= CONSIGNE =
Recopiez mot pour mot le passage de l'article sur la cravate de Mario Draghi qui commence à "Évidemment, réseaux sociaux" et se termine à "ornée de colombes.".

= TEXTE ÉTUDIÉ =
━━━━━━━━
Mais avant même que Mario Draghi n'ouvre la bouche, certains observeront avec attention quelque chose de bien particulier chez le Romain: sa cravate. En effet, économistes et analystes de marché s'amusent à deviner la couleur de cet accessoire incontournable pour tout banquier central qui se respecte. 

#DraghiTieGuesses

Cette pratique ne date clairement pas d'hier puisqu'un cadre du cabinet Mazars en Irlande notait déjà, fin 2013, qu'il "y avait des discussions considérables sur la couleur de la cravate que pourrait porter Mario Draghi en conférence de presse".

Un hashtag (#DraghiTieGuesses) sur Twitter existe même pour répertorier les tweets sur cet exercice auquel se prêtent nombre d'observateurs. Ou même la très respectable chaîne d'info financière CNBC qui attribuait à chaque couleur un type d'action, début décembre Le rouge, par exemple, était la teinte qui "appelait à l'action".

Évidemment, réseaux sociaux aidant, c'est aussi l'occasion pour les économistes de s'amuser un peu. Michael Hewson, analyste chez CMC Capital Markets, tablait ainsi sur une cravate ornée de colombes.

Pour bien comprendre la subtilité de cette plaisanterie d'initié, il faut savoir que, pour faire simple, la colombe dans le jargon financier désigne un banquier central enclin à faire beaucoup pour relancer la croissance et diminuer le chômage, au contraire du "faucon" qui n'a qu'une chose en tête: maîtriser l'inflation.

"Un petit jeu"

Les économistes cherchent-ils sérieusement des signes d'éventuelles annonces en analysant la couleur de la cravate du 11e homme le plus puissant au monde (selon Forbes)?
━━━━━━━━
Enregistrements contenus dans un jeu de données
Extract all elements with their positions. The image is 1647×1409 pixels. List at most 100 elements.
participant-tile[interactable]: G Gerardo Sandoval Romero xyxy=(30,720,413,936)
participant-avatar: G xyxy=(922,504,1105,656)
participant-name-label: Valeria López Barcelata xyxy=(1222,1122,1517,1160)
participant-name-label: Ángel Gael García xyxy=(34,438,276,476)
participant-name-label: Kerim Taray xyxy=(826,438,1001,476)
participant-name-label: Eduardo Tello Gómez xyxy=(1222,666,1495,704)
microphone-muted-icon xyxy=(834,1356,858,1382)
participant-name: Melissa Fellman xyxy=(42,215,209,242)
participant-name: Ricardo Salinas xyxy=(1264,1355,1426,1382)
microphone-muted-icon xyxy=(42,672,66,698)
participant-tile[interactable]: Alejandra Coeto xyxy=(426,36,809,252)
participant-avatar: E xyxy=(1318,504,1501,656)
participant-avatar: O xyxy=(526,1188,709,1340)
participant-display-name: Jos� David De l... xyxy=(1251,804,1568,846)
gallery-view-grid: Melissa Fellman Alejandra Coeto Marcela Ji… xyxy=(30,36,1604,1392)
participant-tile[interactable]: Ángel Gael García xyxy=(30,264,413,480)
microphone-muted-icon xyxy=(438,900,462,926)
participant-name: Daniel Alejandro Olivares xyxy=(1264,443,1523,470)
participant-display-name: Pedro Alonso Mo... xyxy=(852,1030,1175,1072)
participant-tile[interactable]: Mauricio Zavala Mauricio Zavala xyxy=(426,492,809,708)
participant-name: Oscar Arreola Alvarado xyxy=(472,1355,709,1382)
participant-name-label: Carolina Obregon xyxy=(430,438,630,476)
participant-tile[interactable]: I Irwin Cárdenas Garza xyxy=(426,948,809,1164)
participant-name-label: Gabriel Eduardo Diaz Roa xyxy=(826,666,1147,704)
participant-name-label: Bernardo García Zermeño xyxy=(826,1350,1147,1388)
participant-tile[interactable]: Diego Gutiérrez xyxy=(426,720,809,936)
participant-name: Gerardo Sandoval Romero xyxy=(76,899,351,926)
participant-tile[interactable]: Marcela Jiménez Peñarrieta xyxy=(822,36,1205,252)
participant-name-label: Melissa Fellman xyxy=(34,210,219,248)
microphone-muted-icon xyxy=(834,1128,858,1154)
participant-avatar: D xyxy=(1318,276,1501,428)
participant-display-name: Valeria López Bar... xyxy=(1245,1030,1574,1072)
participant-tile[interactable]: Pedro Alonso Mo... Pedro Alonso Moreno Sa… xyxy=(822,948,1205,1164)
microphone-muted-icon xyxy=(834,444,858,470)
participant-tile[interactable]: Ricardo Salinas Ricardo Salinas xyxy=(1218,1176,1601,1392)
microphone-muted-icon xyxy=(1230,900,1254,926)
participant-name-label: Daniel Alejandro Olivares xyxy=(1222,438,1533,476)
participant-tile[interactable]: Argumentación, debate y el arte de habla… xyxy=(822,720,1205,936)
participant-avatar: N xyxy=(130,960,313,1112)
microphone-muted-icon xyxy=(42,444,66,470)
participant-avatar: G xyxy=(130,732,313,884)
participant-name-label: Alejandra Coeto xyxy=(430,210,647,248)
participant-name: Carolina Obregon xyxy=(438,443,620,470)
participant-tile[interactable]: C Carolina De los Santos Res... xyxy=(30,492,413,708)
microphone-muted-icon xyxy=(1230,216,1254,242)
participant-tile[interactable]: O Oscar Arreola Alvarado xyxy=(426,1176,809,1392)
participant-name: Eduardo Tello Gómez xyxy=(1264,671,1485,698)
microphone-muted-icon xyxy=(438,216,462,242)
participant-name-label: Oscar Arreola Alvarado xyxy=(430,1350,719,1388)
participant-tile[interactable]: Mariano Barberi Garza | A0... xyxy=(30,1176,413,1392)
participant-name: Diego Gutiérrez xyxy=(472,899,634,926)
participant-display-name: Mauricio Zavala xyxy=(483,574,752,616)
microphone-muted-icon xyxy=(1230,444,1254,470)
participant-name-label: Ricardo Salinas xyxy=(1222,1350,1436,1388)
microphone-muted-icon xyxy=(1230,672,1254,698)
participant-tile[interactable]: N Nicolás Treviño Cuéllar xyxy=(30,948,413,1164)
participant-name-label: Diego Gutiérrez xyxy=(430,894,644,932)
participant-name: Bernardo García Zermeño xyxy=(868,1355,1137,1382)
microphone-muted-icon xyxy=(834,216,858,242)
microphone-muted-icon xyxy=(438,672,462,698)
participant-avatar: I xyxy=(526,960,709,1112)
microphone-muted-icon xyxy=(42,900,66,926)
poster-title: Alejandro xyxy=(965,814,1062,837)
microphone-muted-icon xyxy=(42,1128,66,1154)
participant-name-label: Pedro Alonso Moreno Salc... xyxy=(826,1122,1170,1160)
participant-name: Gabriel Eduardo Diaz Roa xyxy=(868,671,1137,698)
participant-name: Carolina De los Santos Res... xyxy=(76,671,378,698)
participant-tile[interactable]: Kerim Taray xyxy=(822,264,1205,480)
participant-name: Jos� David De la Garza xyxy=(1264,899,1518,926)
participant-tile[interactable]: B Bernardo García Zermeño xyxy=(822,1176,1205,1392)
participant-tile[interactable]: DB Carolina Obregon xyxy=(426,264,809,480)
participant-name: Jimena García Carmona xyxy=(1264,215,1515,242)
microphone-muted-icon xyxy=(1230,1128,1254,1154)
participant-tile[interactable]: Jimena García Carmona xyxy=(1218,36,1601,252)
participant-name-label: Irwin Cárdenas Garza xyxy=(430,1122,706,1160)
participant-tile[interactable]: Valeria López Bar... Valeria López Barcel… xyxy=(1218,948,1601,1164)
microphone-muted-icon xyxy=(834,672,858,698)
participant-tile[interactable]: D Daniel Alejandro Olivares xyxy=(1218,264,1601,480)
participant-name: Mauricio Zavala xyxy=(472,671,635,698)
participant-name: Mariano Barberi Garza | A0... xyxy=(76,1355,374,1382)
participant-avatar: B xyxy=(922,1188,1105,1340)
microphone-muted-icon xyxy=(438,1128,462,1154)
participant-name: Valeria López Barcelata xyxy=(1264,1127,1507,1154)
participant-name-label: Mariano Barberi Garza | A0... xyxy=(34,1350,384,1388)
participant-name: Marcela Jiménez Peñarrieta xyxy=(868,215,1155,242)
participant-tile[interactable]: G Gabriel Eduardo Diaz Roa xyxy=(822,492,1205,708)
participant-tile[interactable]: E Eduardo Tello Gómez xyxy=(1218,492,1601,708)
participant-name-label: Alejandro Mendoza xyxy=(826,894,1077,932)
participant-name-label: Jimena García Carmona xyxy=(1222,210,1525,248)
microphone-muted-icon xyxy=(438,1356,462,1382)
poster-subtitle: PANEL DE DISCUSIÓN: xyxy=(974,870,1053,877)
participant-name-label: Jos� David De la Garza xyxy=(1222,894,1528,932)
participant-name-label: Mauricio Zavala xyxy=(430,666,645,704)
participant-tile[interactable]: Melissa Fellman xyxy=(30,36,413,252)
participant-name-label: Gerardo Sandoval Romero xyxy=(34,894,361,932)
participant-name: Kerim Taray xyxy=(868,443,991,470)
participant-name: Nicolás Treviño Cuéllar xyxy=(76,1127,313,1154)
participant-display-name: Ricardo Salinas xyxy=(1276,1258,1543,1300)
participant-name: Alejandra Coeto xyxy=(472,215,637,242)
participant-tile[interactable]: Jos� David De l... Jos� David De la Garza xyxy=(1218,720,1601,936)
━━━━━━━━
= RÉSULTAT OBTENU =
Évidemment, réseaux sociaux aidant, c'est aussi l'occasion pour les économistes de s'amuser un peu. Michael Hewson, analyste chez CMC Capital Markets, tablait ainsi sur une cravate ornée de colombes.